● **WHAT IS EXPECTED**: Each record must be reproduced exactly as it is shown.

====== STORED ROWS ======

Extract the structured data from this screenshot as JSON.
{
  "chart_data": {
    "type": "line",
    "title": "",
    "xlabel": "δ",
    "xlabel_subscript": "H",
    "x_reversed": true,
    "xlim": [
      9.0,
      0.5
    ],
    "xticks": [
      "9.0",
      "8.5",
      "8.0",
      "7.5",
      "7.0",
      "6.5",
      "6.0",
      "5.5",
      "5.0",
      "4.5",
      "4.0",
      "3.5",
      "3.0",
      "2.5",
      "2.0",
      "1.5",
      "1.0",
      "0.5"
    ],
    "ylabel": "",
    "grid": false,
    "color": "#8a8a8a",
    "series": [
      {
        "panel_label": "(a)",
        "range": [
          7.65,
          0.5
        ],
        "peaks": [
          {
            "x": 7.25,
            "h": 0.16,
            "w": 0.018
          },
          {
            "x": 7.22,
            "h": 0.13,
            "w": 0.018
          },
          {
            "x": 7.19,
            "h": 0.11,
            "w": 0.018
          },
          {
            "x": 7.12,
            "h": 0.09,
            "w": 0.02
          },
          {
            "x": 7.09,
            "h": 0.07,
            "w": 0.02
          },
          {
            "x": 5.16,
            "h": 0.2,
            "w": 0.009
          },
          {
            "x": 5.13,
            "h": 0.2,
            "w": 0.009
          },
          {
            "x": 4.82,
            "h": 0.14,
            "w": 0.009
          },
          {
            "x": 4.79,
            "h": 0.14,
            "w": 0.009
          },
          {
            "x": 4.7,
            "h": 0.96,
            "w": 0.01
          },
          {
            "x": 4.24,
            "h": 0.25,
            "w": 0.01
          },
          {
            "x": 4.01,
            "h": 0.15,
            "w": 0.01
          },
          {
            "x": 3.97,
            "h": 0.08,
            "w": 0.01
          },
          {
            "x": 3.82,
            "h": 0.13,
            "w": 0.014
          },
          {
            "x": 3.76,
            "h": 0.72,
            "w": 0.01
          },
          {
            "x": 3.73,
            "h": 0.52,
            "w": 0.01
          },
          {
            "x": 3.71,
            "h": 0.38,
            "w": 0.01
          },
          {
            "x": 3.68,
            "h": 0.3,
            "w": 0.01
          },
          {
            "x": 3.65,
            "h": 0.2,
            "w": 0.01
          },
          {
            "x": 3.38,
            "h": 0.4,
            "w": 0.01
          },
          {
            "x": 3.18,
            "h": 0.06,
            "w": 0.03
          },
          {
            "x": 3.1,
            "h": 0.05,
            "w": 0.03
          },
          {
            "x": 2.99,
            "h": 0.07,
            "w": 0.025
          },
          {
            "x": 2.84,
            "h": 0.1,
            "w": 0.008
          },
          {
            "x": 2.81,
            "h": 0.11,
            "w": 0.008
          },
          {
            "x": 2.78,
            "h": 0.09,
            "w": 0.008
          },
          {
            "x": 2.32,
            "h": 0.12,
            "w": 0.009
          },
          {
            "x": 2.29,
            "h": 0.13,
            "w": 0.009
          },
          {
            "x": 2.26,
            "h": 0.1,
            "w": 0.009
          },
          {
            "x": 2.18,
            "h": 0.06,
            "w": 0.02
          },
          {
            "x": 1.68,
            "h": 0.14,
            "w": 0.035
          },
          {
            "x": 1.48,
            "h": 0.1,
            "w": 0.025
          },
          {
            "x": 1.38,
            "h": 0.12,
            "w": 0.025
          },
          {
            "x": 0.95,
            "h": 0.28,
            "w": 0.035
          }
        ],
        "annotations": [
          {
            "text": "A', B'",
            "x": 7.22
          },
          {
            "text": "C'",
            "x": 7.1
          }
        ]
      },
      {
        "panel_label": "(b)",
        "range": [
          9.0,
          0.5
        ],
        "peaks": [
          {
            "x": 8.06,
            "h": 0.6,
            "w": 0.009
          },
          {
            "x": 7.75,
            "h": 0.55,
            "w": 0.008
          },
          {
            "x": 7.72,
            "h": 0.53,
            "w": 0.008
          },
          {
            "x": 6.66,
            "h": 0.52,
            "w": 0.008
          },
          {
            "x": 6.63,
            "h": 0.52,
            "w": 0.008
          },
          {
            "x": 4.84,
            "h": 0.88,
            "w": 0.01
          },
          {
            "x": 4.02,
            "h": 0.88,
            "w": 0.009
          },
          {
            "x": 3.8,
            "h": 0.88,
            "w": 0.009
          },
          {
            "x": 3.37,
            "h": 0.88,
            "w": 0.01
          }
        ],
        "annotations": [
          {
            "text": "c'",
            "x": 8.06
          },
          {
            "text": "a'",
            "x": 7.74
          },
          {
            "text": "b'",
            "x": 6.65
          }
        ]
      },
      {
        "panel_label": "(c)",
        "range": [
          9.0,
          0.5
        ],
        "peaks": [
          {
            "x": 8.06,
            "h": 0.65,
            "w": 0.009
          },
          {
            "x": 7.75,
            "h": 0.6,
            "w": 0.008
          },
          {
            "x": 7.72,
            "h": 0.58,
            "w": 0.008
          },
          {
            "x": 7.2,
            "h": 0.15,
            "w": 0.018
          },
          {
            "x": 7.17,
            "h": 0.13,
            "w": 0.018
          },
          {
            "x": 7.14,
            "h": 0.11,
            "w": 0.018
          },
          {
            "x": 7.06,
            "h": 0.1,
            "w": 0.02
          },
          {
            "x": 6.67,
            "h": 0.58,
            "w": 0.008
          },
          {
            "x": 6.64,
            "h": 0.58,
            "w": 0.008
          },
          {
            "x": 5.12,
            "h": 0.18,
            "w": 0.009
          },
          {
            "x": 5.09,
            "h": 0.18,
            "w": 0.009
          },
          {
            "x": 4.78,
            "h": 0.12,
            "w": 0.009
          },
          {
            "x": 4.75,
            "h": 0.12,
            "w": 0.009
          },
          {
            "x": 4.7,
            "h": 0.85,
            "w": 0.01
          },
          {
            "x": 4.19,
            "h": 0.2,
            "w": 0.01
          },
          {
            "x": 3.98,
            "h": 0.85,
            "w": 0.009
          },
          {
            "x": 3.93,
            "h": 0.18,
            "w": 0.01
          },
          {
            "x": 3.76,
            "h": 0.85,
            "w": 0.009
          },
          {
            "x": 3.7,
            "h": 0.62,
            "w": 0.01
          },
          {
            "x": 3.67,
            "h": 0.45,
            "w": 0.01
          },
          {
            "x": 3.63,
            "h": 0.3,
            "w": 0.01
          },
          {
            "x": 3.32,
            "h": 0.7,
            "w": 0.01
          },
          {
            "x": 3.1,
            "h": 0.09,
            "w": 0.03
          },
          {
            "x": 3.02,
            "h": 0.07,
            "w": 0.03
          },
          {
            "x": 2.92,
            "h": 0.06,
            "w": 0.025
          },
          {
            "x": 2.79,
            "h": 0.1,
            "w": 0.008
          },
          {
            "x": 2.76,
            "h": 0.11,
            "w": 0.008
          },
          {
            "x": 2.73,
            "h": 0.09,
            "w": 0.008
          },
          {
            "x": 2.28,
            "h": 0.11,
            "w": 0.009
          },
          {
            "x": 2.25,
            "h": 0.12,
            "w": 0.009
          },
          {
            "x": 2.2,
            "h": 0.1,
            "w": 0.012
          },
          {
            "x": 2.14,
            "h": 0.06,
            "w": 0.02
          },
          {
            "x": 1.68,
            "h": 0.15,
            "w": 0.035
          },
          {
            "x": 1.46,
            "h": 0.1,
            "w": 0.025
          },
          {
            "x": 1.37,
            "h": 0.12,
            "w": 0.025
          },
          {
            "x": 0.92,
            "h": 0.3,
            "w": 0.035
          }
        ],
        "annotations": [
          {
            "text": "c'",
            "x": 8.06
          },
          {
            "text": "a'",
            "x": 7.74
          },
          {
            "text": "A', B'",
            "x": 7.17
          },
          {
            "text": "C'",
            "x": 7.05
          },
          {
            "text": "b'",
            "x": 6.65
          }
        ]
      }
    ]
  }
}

======

● **FINISHED TASK**:
Extract the structured data from this screenshot as JSON.
{
  "chart_data": {
    "type": "line",
    "title": "",
    "xlabel": "δ",
    "xlabel_subscript": "H",
    "x_reversed": true,
    "xlim": [
      9.0,
      0.5
    ],
    "xticks": [
      "9.0",
      "8.5",
      "8.0",
      "7.5",
      "7.0",
      "6.5",
      "6.0",
      "5.5",
      "5.0",
      "4.5",
      "4.0",
      "3.5",
      "3.0",
      "2.5",
      "2.0",
      "1.5",
      "1.0",
      "0.5"
    ],
    "ylabel": "",
    "grid": false,
    "color": "#8a8a8a",
    "series": [
      {
        "panel_label": "(a)",
        "range": [
          7.65,
          0.5
        ],
        "peaks": [
          {
            "x": 7.25,
            "h": 0.16,
            "w": 0.018
          },
          {
            "x": 7.22,
            "h": 0.13,
            "w": 0.018
          },
          {
            "x": 7.19,
            "h": 0.11,
            "w": 0.018
          },
          {
            "x": 7.12,
            "h": 0.09,
            "w": 0.02
          },
          {
            "x": 7.09,
            "h": 0.07,
            "w": 0.02
          },
          {
            "x": 5.16,
            "h": 0.2,
            "w": 0.009
          },
          {
            "x": 5.13,
            "h": 0.2,
            "w": 0.009
          },
          {
            "x": 4.82,
            "h": 0.14,
            "w": 0.009
          },
          {
            "x": 4.79,
            "h": 0.14,
            "w": 0.009
          },
          {
            "x": 4.7,
            "h": 0.96,
            "w": 0.01
          },
          {
            "x": 4.24,
            "h": 0.25,
            "w": 0.01
          },
          {
            "x": 4.01,
            "h": 0.15,
            "w": 0.01
          },
          {
            "x": 3.97,
            "h": 0.08,
            "w": 0.01
          },
          {
            "x": 3.82,
            "h": 0.13,
            "w": 0.014
          },
          {
            "x": 3.76,
            "h": 0.72,
            "w": 0.01
          },
          {
            "x": 3.73,
            "h": 0.52,
            "w": 0.01
          },
          {
            "x": 3.71,
            "h": 0.38,
            "w": 0.01
          },
          {
            "x": 3.68,
            "h": 0.3,
            "w": 0.01
          },
          {
            "x": 3.65,
            "h": 0.2,
            "w": 0.01
          },
          {
            "x": 3.38,
            "h": 0.4,
            "w": 0.01
          },
          {
            "x": 3.18,
            "h": 0.06,
            "w": 0.03
          },
          {
            "x": 3.1,
            "h": 0.05,
            "w": 0.03
          },
          {
            "x": 2.99,
            "h": 0.07,
            "w": 0.025
          },
          {
            "x": 2.84,
            "h": 0.1,
            "w": 0.008
          },
          {
            "x": 2.81,
            "h": 0.11,
            "w": 0.008
          },
          {
            "x": 2.78,
            "h": 0.09,
            "w": 0.008
          },
          {
            "x": 2.32,
            "h": 0.12,
            "w": 0.009
          },
          {
            "x": 2.29,
            "h": 0.13,
            "w": 0.009
          },
          {
            "x": 2.26,
            "h": 0.1,
            "w": 0.009
          },
          {
            "x": 2.18,
            "h": 0.06,
            "w": 0.02
          },
          {
            "x": 1.68,
            "h": 0.14,
            "w": 0.035
          },
          {
            "x": 1.48,
            "h": 0.1,
            "w": 0.025
          },
          {
            "x": 1.38,
            "h": 0.12,
            "w": 0.025
          },
          {
            "x": 0.95,
            "h": 0.28,
            "w": 0.035
          }
        ],
        "annotations": [
          {
            "text": "A', B'",
            "x": 7.22
          },
          {
            "text": "C'",
            "x": 7.1
          }
        ]
      },
      {
        "panel_label": "(b)",
        "range": [
          9.0,
          0.5
        ],
        "peaks": [
          {
            "x": 8.06,
            "h": 0.6,
            "w": 0.009
          },
          {
            "x": 7.75,
            "h": 0.55,
            "w": 0.008
          },
          {
            "x": 7.72,
            "h": 0.53,
            "w": 0.008
          },
          {
            "x": 6.66,
            "h": 0.52,
            "w": 0.008
          },
          {
            "x": 6.63,
            "h": 0.52,
            "w": 0.008
          },
          {
            "x": 4.84,
            "h": 0.88,
            "w": 0.01
          },
          {
            "x": 4.02,
            "h": 0.88,
            "w": 0.009
          },
          {
            "x": 3.8,
            "h": 0.88,
            "w": 0.009
          },
          {
            "x": 3.37,
            "h": 0.88,
            "w": 0.01
          }
        ],
        "annotations": [
          {
            "text": "c'",
            "x": 8.06
          },
          {
            "text": "a'",
            "x": 7.74
          },
          {
            "text": "b'",
            "x": 6.65
          }
        ]
      },
      {
        "panel_label": "(c)",
        "range": [
          9.0,
          0.5
        ],
        "peaks": [
          {
            "x": 8.06,
            "h": 0.65,
            "w": 0.009
          },
          {
            "x": 7.75,
            "h": 0.6,
            "w": 0.008
          },
          {
            "x": 7.72,
            "h": 0.58,
            "w": 0.008
          },
          {
            "x": 7.2,
            "h": 0.15,
            "w": 0.018
          },
          {
            "x": 7.17,
            "h": 0.13,
            "w": 0.018
          },
          {
            "x": 7.14,
            "h": 0.11,
            "w": 0.018
          },
          {
            "x": 7.06,
            "h": 0.1,
            "w": 0.02
          },
          {
            "x": 6.67,
            "h": 0.58,
            "w": 0.008
          },
          {
            "x": 6.64,
            "h": 0.58,
            "w": 0.008
          },
          {
            "x": 5.12,
            "h": 0.18,
            "w": 0.009
          },
          {
            "x": 5.09,
            "h": 0.18,
            "w": 0.009
          },
          {
            "x": 4.78,
            "h": 0.12,
            "w": 0.009
          },
          {
            "x": 4.75,
            "h": 0.12,
            "w": 0.009
          },
          {
            "x": 4.7,
            "h": 0.85,
            "w": 0.01
          },
          {
            "x": 4.19,
            "h": 0.2,
            "w": 0.01
          },
          {
            "x": 3.98,
            "h": 0.85,
            "w": 0.009
          },
          {
            "x": 3.93,
            "h": 0.18,
            "w": 0.01
          },
          {
            "x": 3.76,
            "h": 0.85,
            "w": 0.009
          },
          {
            "x": 3.7,
            "h": 0.62,
            "w": 0.01
          },
          {
            "x": 3.67,
            "h": 0.45,
            "w": 0.01
          },
          {
            "x": 3.63,
            "h": 0.3,
            "w": 0.01
          },
          {
            "x": 3.32,
            "h": 0.7,
            "w": 0.01
          },
          {
            "x": 3.1,
            "h": 0.09,
            "w": 0.03
          },
          {
            "x": 3.02,
            "h": 0.07,
            "w": 0.03
          },
          {
            "x": 2.92,
            "h": 0.06,
            "w": 0.025
          },
          {
            "x": 2.79,
            "h": 0.1,
            "w": 0.008
          },
          {
            "x": 2.76,
            "h": 0.11,
            "w": 0.008
          },
          {
            "x": 2.73,
            "h": 0.09,
            "w": 0.008
          },
          {
            "x": 2.28,
            "h": 0.11,
            "w": 0.009
          },
          {
            "x": 2.25,
            "h": 0.12,
            "w": 0.009
          },
          {
            "x": 2.2,
            "h": 0.1,
            "w": 0.012
          },
          {
            "x": 2.14,
            "h": 0.06,
            "w": 0.02
          },
          {
            "x": 1.68,
            "h": 0.15,
            "w": 0.035
          },
          {
            "x": 1.46,
            "h": 0.1,
            "w": 0.025
          },
          {
            "x": 1.37,
            "h": 0.12,
            "w": 0.025
          },
          {
            "x": 0.92,
            "h": 0.3,
            "w": 0.035
          }
        ],
        "annotations": [
          {
            "text": "c'",
            "x": 8.06
          },
          {
            "text": "a'",
            "x": 7.74
          },
          {
            "text": "A', B'",
            "x": 7.17
          },
          {
            "text": "C'",
            "x": 7.05
          },
          {
            "text": "b'",
            "x": 6.65
          }
        ]
      }
    ]
  }
}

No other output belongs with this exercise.